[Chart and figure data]
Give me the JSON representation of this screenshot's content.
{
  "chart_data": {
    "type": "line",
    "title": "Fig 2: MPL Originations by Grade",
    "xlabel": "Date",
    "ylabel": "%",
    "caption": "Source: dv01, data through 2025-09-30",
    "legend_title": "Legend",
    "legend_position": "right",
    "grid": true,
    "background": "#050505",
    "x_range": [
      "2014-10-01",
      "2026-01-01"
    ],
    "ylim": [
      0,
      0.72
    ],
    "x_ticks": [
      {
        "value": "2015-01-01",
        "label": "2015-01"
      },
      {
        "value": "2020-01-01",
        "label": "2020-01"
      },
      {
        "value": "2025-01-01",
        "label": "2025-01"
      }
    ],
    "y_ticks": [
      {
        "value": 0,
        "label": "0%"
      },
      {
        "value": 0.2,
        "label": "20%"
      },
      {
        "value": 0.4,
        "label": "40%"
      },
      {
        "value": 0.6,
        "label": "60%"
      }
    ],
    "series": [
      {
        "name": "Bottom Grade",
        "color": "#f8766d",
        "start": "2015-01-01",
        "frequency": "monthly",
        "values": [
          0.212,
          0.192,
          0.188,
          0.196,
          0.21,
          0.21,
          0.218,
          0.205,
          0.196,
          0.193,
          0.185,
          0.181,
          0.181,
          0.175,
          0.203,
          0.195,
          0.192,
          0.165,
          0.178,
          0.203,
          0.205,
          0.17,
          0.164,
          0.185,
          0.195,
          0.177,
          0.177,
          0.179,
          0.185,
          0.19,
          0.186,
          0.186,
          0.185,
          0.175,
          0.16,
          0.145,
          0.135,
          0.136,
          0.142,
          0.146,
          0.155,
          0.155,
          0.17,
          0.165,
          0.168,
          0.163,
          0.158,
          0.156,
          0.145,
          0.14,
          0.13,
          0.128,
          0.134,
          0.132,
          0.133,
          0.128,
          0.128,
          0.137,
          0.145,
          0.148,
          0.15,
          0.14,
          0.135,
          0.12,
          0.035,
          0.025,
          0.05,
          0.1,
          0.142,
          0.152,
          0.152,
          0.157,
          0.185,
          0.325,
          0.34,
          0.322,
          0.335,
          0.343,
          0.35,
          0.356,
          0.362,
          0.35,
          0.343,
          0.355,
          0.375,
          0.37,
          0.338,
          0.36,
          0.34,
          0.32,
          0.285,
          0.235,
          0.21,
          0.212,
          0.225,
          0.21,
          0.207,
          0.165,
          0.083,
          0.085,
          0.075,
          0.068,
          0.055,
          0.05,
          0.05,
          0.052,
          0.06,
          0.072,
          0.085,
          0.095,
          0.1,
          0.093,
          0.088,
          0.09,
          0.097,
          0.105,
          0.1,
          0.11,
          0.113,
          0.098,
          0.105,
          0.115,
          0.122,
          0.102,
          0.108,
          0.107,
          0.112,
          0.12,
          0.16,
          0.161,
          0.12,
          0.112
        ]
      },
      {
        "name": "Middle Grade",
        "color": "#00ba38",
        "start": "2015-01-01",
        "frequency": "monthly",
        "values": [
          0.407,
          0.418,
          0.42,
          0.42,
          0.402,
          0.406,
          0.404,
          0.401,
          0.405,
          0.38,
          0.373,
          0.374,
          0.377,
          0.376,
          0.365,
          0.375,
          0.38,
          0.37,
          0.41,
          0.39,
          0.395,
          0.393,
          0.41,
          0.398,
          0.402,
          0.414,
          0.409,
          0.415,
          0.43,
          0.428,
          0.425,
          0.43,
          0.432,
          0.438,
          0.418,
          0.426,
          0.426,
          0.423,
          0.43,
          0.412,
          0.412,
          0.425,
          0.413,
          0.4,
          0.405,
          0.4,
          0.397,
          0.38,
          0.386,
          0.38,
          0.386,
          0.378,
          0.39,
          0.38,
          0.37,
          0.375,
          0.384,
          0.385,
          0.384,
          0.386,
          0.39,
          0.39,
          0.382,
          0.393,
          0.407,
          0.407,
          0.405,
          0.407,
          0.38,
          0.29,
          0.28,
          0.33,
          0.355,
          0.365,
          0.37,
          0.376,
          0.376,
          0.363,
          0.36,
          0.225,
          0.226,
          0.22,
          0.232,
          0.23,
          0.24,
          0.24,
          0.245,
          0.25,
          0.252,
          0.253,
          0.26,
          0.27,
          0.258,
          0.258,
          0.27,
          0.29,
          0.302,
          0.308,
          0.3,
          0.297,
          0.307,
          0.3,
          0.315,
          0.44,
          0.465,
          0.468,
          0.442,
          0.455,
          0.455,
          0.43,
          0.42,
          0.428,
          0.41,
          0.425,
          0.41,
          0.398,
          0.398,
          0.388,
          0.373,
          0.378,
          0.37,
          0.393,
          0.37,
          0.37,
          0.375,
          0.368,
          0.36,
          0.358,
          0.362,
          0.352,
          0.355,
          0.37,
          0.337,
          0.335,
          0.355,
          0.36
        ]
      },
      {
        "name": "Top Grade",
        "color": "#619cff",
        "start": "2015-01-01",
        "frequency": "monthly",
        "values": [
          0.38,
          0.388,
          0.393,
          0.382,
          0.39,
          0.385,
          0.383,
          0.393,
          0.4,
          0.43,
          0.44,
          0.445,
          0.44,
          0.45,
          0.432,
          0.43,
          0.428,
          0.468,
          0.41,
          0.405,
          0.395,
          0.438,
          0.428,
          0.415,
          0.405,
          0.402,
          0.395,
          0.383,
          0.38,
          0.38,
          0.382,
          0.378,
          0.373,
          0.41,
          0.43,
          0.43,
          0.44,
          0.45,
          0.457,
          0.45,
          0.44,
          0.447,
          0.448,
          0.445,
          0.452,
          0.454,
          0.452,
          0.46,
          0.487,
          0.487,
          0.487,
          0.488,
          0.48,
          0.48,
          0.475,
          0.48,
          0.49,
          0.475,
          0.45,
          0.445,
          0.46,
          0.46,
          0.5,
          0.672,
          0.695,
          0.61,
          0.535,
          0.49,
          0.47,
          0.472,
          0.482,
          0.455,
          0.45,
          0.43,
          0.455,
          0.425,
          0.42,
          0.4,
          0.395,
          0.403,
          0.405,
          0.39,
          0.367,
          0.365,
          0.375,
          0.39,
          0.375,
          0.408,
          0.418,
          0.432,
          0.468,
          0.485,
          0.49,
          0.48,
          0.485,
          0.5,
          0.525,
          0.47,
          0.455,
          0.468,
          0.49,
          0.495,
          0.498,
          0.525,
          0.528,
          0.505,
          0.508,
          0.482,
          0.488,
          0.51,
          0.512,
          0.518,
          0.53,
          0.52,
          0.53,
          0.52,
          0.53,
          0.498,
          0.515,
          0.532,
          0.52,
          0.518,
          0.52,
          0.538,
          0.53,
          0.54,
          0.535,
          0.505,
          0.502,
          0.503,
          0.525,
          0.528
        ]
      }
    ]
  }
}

PROBLEM TO SOLVE:
Print the material above once more, exactly.

WORKED SOLUTION:
Give me the JSON representation of this screenshot's content.
{
  "chart_data": {
    "type": "line",
    "title": "Fig 2: MPL Originations by Grade",
    "xlabel": "Date",
    "ylabel": "%",
    "caption": "Source: dv01, data through 2025-09-30",
    "legend_title": "Legend",
    "legend_position": "right",
    "grid": true,
    "background": "#050505",
    "x_range": [
      "2014-10-01",
      "2026-01-01"
    ],
    "ylim": [
      0,
      0.72
    ],
    "x_ticks": [
      {
        "value": "2015-01-01",
        "label": "2015-01"
      },
      {
        "value": "2020-01-01",
        "label": "2020-01"
      },
      {
        "value": "2025-01-01",
        "label": "2025-01"
      }
    ],
    "y_ticks": [
      {
        "value": 0,
        "label": "0%"
      },
      {
        "value": 0.2,
        "label": "20%"
      },
      {
        "value": 0.4,
        "label": "40%"
      },
      {
        "value": 0.6,
        "label": "60%"
      }
    ],
    "series": [
      {
        "name": "Bottom Grade",
        "color": "#f8766d",
        "start": "2015-01-01",
        "frequency": "monthly",
        "values": [
          0.212,
          0.192,
          0.188,
          0.196,
          0.21,
          0.21,
          0.218,
          0.205,
          0.196,
          0.193,
          0.185,
          0.181,
          0.181,
          0.175,
          0.203,
          0.195,
          0.192,
          0.165,
          0.178,
          0.203,
          0.205,
          0.17,
          0.164,
          0.185,
          0.195,
          0.177,
          0.177,
          0.179,
          0.185,
          0.19,
          0.186,
          0.186,
          0.185,
          0.175,
          0.16,
          0.145,
          0.135,
          0.136,
          0.142,
          0.146,
          0.155,
          0.155,
          0.17,
          0.165,
          0.168,
          0.163,
          0.158,
          0.156,
          0.145,
          0.14,
          0.13,
          0.128,
          0.134,
          0.132,
          0.133,
          0.128,
          0.128,
          0.137,
          0.145,
          0.148,
          0.15,
          0.14,
          0.135,
          0.12,
          0.035,
          0.025,
          0.05,
          0.1,
          0.142,
          0.152,
          0.152,
          0.157,
          0.185,
          0.325,
          0.34,
          0.322,
          0.335,
          0.343,
          0.35,
          0.356,
          0.362,
          0.35,
          0.343,
          0.355,
          0.375,
          0.37,
          0.338,
          0.36,
          0.34,
          0.32,
          0.285,
          0.235,
          0.21,
          0.212,
          0.225,
          0.21,
          0.207,
          0.165,
          0.083,
          0.085,
          0.075,
          0.068,
          0.055,
          0.05,
          0.05,
          0.052,
          0.06,
          0.072,
          0.085,
          0.095,
          0.1,
          0.093,
          0.088,
          0.09,
          0.097,
          0.105,
          0.1,
          0.11,
          0.113,
          0.098,
          0.105,
          0.115,
          0.122,
          0.102,
          0.108,
          0.107,
          0.112,
          0.12,
          0.16,
          0.161,
          0.12,
          0.112
        ]
      },
      {
        "name": "Middle Grade",
        "color": "#00ba38",
        "start": "2015-01-01",
        "frequency": "monthly",
        "values": [
          0.407,
          0.418,
          0.42,
          0.42,
          0.402,
          0.406,
          0.404,
          0.401,
          0.405,
          0.38,
          0.373,
          0.374,
          0.377,
          0.376,
          0.365,
          0.375,
          0.38,
          0.37,
          0.41,
          0.39,
          0.395,
          0.393,
          0.41,
          0.398,
          0.402,
          0.414,
          0.409,
          0.415,
          0.43,
          0.428,
          0.425,
          0.43,
          0.432,
          0.438,
          0.418,
          0.426,
          0.426,
          0.423,
          0.43,
          0.412,
          0.412,
          0.425,
          0.413,
          0.4,
          0.405,
          0.4,
          0.397,
          0.38,
          0.386,
          0.38,
          0.386,
          0.378,
          0.39,
          0.38,
          0.37,
          0.375,
          0.384,
          0.385,
          0.384,
          0.386,
          0.39,
          0.39,
          0.382,
          0.393,
          0.407,
          0.407,
          0.405,
          0.407,
          0.38,
          0.29,
          0.28,
          0.33,
          0.355,
          0.365,
          0.37,
          0.376,
          0.376,
          0.363,
          0.36,
          0.225,
          0.226,
          0.22,
          0.232,
          0.23,
          0.24,
          0.24,
          0.245,
          0.25,
          0.252,
          0.253,
          0.26,
          0.27,
          0.258,
          0.258,
          0.27,
          0.29,
          0.302,
          0.308,
          0.3,
          0.297,
          0.307,
          0.3,
          0.315,
          0.44,
          0.465,
          0.468,
          0.442,
          0.455,
          0.455,
          0.43,
          0.42,
          0.428,
          0.41,
          0.425,
          0.41,
          0.398,
          0.398,
          0.388,
          0.373,
          0.378,
          0.37,
          0.393,
          0.37,
          0.37,
          0.375,
          0.368,
          0.36,
          0.358,
          0.362,
          0.352,
          0.355,
          0.37,
          0.337,
          0.335,
          0.355,
          0.36
        ]
      },
      {
        "name": "Top Grade",
        "color": "#619cff",
        "start": "2015-01-01",
        "frequency": "monthly",
        "values": [
          0.38,
          0.388,
          0.393,
          0.382,
          0.39,
          0.385,
          0.383,
          0.393,
          0.4,
          0.43,
          0.44,
          0.445,
          0.44,
          0.45,
          0.432,
          0.43,
          0.428,
          0.468,
          0.41,
          0.405,
          0.395,
          0.438,
          0.428,
          0.415,
          0.405,
          0.402,
          0.395,
          0.383,
          0.38,
          0.38,
          0.382,
          0.378,
          0.373,
          0.41,
          0.43,
          0.43,
          0.44,
          0.45,
          0.457,
          0.45,
          0.44,
          0.447,
          0.448,
          0.445,
          0.452,
          0.454,
          0.452,
          0.46,
          0.487,
          0.487,
          0.487,
          0.488,
          0.48,
          0.48,
          0.475,
          0.48,
          0.49,
          0.475,
          0.45,
          0.445,
          0.46,
          0.46,
          0.5,
          0.672,
          0.695,
          0.61,
          0.535,
          0.49,
          0.47,
          0.472,
          0.482,
          0.455,
          0.45,
          0.43,
          0.455,
          0.425,
          0.42,
          0.4,
          0.395,
          0.403,
          0.405,
          0.39,
          0.367,
          0.365,
          0.375,
          0.39,
          0.375,
          0.408,
          0.418,
          0.432,
          0.468,
          0.485,
          0.49,
          0.48,
          0.485,
          0.5,
          0.525,
          0.47,
          0.455,
          0.468,
          0.49,
          0.495,
          0.498,
          0.525,
          0.528,
          0.505,
          0.508,
          0.482,
          0.488,
          0.51,
          0.512,
          0.518,
          0.53,
          0.52,
          0.53,
          0.52,
          0.53,
          0.498,
          0.515,
          0.532,
          0.52,
          0.518,
          0.52,
          0.538,
          0.53,
          0.54,
          0.535,
          0.505,
          0.502,
          0.503,
          0.525,
          0.528
        ]
      }
    ]
  }
}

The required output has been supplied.